— Begin SUPPLIED DATA —
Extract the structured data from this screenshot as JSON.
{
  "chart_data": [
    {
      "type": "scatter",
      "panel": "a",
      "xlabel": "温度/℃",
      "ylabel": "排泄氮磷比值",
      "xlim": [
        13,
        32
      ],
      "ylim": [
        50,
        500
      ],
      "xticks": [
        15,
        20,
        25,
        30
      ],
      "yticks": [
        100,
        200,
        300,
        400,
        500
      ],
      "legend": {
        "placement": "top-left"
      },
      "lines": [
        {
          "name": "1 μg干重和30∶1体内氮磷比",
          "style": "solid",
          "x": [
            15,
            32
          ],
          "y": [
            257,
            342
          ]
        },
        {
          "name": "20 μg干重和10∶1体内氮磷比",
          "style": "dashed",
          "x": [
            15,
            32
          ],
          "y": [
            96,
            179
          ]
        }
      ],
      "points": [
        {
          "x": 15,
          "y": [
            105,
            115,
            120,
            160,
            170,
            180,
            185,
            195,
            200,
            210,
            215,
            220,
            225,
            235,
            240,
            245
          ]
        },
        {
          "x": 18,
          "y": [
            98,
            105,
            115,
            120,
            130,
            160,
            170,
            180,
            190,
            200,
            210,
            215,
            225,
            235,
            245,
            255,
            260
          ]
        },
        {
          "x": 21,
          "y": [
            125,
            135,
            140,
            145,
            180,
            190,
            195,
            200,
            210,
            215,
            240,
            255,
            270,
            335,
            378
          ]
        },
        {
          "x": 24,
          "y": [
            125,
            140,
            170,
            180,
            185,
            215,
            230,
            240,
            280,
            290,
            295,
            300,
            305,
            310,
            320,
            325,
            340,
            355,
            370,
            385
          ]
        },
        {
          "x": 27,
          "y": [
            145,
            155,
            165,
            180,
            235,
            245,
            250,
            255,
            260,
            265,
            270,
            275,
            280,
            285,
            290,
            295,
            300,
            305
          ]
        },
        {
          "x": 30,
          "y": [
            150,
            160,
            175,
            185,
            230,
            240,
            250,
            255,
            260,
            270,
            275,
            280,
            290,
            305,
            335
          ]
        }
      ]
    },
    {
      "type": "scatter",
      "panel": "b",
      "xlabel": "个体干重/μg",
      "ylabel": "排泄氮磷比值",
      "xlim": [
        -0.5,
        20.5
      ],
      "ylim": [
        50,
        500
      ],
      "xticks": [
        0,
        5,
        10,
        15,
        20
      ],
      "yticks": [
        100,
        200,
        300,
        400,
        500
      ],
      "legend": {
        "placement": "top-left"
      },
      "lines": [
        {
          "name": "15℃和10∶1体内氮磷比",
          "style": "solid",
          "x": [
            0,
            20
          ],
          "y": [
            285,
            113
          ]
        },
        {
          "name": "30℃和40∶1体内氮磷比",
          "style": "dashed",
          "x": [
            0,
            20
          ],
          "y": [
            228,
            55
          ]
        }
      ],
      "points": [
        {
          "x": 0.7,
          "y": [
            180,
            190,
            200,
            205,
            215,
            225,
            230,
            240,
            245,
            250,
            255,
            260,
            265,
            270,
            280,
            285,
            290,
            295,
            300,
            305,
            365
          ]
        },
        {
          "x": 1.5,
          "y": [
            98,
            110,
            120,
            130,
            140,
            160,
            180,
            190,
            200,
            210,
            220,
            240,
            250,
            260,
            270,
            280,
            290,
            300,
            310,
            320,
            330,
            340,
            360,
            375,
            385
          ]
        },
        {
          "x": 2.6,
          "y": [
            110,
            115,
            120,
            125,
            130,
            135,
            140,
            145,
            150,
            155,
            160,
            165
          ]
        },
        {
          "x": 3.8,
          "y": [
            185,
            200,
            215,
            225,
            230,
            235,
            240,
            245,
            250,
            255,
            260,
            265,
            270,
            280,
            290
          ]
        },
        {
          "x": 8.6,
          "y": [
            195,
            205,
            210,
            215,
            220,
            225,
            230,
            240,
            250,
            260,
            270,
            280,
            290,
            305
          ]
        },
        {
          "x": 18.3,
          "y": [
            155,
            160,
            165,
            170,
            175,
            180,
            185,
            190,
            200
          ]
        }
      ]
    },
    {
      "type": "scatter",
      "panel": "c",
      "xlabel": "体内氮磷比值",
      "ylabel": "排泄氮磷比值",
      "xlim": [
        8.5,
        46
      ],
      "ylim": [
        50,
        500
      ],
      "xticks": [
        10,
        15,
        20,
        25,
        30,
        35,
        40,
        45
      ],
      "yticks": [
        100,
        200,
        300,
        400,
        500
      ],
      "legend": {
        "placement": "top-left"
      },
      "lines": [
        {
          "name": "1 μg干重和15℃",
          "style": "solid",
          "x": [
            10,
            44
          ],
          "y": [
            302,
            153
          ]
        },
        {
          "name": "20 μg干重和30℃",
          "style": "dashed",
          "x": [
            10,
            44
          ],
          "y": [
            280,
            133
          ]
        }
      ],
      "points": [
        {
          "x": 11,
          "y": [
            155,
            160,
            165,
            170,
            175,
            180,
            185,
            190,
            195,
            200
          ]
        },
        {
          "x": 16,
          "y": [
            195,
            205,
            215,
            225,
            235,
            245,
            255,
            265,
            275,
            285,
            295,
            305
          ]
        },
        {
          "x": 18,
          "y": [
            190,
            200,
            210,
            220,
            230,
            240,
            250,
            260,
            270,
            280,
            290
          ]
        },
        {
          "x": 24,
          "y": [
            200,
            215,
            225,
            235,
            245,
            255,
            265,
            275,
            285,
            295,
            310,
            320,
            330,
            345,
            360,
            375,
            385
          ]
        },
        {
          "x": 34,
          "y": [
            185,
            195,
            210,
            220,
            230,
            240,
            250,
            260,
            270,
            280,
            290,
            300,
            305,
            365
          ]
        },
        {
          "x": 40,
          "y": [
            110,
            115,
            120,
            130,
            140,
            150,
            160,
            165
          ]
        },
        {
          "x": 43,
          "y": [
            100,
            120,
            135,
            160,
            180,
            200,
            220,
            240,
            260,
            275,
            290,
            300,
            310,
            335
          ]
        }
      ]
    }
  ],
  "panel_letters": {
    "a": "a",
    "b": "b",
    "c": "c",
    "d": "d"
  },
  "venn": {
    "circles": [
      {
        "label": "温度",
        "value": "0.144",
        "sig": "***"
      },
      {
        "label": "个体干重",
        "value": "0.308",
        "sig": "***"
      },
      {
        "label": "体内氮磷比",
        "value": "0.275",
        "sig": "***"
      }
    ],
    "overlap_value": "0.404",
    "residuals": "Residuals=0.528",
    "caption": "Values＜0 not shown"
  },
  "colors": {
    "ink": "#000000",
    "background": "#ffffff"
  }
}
— End SUPPLIED DATA —
WHAT THE TASK REQUIRES
Restate the data above word for word, please.

COMPLETED EXERCISE
Extract the structured data from this screenshot as JSON.
{
  "chart_data": [
    {
      "type": "scatter",
      "panel": "a",
      "xlabel": "温度/℃",
      "ylabel": "排泄氮磷比值",
      "xlim": [
        13,
        32
      ],
      "ylim": [
        50,
        500
      ],
      "xticks": [
        15,
        20,
        25,
        30
      ],
      "yticks": [
        100,
        200,
        300,
        400,
        500
      ],
      "legend": {
        "placement": "top-left"
      },
      "lines": [
        {
          "name": "1 μg干重和30∶1体内氮磷比",
          "style": "solid",
          "x": [
            15,
            32
          ],
          "y": [
            257,
            342
          ]
        },
        {
          "name": "20 μg干重和10∶1体内氮磷比",
          "style": "dashed",
          "x": [
            15,
            32
          ],
          "y": [
            96,
            179
          ]
        }
      ],
      "points": [
        {
          "x": 15,
          "y": [
            105,
            115,
            120,
            160,
            170,
            180,
            185,
            195,
            200,
            210,
            215,
            220,
            225,
            235,
            240,
            245
          ]
        },
        {
          "x": 18,
          "y": [
            98,
            105,
            115,
            120,
            130,
            160,
            170,
            180,
            190,
            200,
            210,
            215,
            225,
            235,
            245,
            255,
            260
          ]
        },
        {
          "x": 21,
          "y": [
            125,
            135,
            140,
            145,
            180,
            190,
            195,
            200,
            210,
            215,
            240,
            255,
            270,
            335,
            378
          ]
        },
        {
          "x": 24,
          "y": [
            125,
            140,
            170,
            180,
            185,
            215,
            230,
            240,
            280,
            290,
            295,
            300,
            305,
            310,
            320,
            325,
            340,
            355,
            370,
            385
          ]
        },
        {
          "x": 27,
          "y": [
            145,
            155,
            165,
            180,
            235,
            245,
            250,
            255,
            260,
            265,
            270,
            275,
            280,
            285,
            290,
            295,
            300,
            305
          ]
        },
        {
          "x": 30,
          "y": [
            150,
            160,
            175,
            185,
            230,
            240,
            250,
            255,
            260,
            270,
            275,
            280,
            290,
            305,
            335
          ]
        }
      ]
    },
    {
      "type": "scatter",
      "panel": "b",
      "xlabel": "个体干重/μg",
      "ylabel": "排泄氮磷比值",
      "xlim": [
        -0.5,
        20.5
      ],
      "ylim": [
        50,
        500
      ],
      "xticks": [
        0,
        5,
        10,
        15,
        20
      ],
      "yticks": [
        100,
        200,
        300,
        400,
        500
      ],
      "legend": {
        "placement": "top-left"
      },
      "lines": [
        {
          "name": "15℃和10∶1体内氮磷比",
          "style": "solid",
          "x": [
            0,
            20
          ],
          "y": [
            285,
            113
          ]
        },
        {
          "name": "30℃和40∶1体内氮磷比",
          "style": "dashed",
          "x": [
            0,
            20
          ],
          "y": [
            228,
            55
          ]
        }
      ],
      "points": [
        {
          "x": 0.7,
          "y": [
            180,
            190,
            200,
            205,
            215,
            225,
            230,
            240,
            245,
            250,
            255,
            260,
            265,
            270,
            280,
            285,
            290,
            295,
            300,
            305,
            365
          ]
        },
        {
          "x": 1.5,
          "y": [
            98,
            110,
            120,
            130,
            140,
            160,
            180,
            190,
            200,
            210,
            220,
            240,
            250,
            260,
            270,
            280,
            290,
            300,
            310,
            320,
            330,
            340,
            360,
            375,
            385
          ]
        },
        {
          "x": 2.6,
          "y": [
            110,
            115,
            120,
            125,
            130,
            135,
            140,
            145,
            150,
            155,
            160,
            165
          ]
        },
        {
          "x": 3.8,
          "y": [
            185,
            200,
            215,
            225,
            230,
            235,
            240,
            245,
            250,
            255,
            260,
            265,
            270,
            280,
            290
          ]
        },
        {
          "x": 8.6,
          "y": [
            195,
            205,
            210,
            215,
            220,
            225,
            230,
            240,
            250,
            260,
            270,
            280,
            290,
            305
          ]
        },
        {
          "x": 18.3,
          "y": [
            155,
            160,
            165,
            170,
            175,
            180,
            185,
            190,
            200
          ]
        }
      ]
    },
    {
      "type": "scatter",
      "panel": "c",
      "xlabel": "体内氮磷比值",
      "ylabel": "排泄氮磷比值",
      "xlim": [
        8.5,
        46
      ],
      "ylim": [
        50,
        500
      ],
      "xticks": [
        10,
        15,
        20,
        25,
        30,
        35,
        40,
        45
      ],
      "yticks": [
        100,
        200,
        300,
        400,
        500
      ],
      "legend": {
        "placement": "top-left"
      },
      "lines": [
        {
          "name": "1 μg干重和15℃",
          "style": "solid",
          "x": [
            10,
            44
          ],
          "y": [
            302,
            153
          ]
        },
        {
          "name": "20 μg干重和30℃",
          "style": "dashed",
          "x": [
            10,
            44
          ],
          "y": [
            280,
            133
          ]
        }
      ],
      "points": [
        {
          "x": 11,
          "y": [
            155,
            160,
            165,
            170,
            175,
            180,
            185,
            190,
            195,
            200
          ]
        },
        {
          "x": 16,
          "y": [
            195,
            205,
            215,
            225,
            235,
            245,
            255,
            265,
            275,
            285,
            295,
            305
          ]
        },
        {
          "x": 18,
          "y": [
            190,
            200,
            210,
            220,
            230,
            240,
            250,
            260,
            270,
            280,
            290
          ]
        },
        {
          "x": 24,
          "y": [
            200,
            215,
            225,
            235,
            245,
            255,
            265,
            275,
            285,
            295,
            310,
            320,
            330,
            345,
            360,
            375,
            385
          ]
        },
        {
          "x": 34,
          "y": [
            185,
            195,
            210,
            220,
            230,
            240,
            250,
            260,
            270,
            280,
            290,
            300,
            305,
            365
          ]
        },
        {
          "x": 40,
          "y": [
            110,
            115,
            120,
            130,
            140,
            150,
            160,
            165
          ]
        },
        {
          "x": 43,
          "y": [
            100,
            120,
            135,
            160,
            180,
            200,
            220,
            240,
            260,
            275,
            290,
            300,
            310,
            335
          ]
        }
      ]
    }
  ],
  "panel_letters": {
    "a": "a",
    "b": "b",
    "c": "c",
    "d": "d"
  },
  "venn": {
    "circles": [
      {
        "label": "温度",
        "value": "0.144",
        "sig": "***"
      },
      {
        "label": "个体干重",
        "value": "0.308",
        "sig": "***"
      },
      {
        "label": "体内氮磷比",
        "value": "0.275",
        "sig": "***"
      }
    ],
    "overlap_value": "0.404",
    "residuals": "Residuals=0.528",
    "caption": "Values＜0 not shown"
  },
  "colors": {
    "ink": "#000000",
    "background": "#ffffff"
  }
}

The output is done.